## PROBLEM TO SOLVE
Collect all lines below with the string "Research".
------------
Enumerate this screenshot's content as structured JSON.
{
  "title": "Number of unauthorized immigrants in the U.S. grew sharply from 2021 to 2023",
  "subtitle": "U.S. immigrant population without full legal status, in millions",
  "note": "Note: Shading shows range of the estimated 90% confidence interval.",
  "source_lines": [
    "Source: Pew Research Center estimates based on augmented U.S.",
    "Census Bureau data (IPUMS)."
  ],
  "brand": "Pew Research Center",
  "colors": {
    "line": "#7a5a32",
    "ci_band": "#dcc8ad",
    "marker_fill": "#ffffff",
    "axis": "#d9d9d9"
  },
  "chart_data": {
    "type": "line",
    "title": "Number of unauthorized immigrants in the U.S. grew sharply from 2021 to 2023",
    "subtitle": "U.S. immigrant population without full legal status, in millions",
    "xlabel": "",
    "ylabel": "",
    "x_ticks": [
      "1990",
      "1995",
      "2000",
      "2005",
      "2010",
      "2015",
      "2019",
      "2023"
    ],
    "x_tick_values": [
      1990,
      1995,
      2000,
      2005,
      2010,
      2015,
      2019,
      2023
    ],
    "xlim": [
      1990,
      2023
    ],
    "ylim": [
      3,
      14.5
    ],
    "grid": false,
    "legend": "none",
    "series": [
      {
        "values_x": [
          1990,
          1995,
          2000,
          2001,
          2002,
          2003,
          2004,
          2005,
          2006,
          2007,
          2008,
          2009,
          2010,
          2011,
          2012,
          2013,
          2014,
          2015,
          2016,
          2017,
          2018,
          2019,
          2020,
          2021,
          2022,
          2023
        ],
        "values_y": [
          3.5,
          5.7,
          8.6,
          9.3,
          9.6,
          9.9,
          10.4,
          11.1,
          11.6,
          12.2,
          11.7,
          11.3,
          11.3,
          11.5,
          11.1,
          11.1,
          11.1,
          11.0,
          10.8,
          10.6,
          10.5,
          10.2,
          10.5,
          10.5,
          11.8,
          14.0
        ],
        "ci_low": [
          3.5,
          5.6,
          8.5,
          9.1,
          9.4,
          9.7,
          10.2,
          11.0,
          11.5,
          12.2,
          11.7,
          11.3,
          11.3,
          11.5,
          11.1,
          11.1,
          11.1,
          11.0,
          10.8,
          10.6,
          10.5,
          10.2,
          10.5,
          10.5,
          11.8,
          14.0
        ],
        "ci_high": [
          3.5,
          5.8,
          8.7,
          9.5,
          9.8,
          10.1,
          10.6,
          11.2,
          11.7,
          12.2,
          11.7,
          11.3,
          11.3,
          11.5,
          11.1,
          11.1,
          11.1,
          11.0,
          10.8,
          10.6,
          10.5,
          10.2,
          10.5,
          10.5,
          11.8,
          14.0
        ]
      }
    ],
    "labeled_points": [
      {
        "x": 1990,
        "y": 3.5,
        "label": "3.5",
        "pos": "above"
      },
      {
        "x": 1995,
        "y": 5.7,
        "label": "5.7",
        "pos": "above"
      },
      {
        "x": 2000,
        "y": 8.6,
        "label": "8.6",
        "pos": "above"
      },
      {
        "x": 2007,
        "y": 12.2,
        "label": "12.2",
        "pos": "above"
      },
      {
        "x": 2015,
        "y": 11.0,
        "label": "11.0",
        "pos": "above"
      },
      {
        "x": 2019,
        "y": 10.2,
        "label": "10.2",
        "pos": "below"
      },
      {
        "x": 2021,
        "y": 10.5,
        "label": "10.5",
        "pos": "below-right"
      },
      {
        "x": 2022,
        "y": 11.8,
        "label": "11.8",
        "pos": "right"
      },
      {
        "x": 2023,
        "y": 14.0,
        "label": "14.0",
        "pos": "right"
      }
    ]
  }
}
------------
## TASK ANSWER
    "Source: Pew Research Center estimates based on augmented U.S.",
  "brand": "Pew Research Center",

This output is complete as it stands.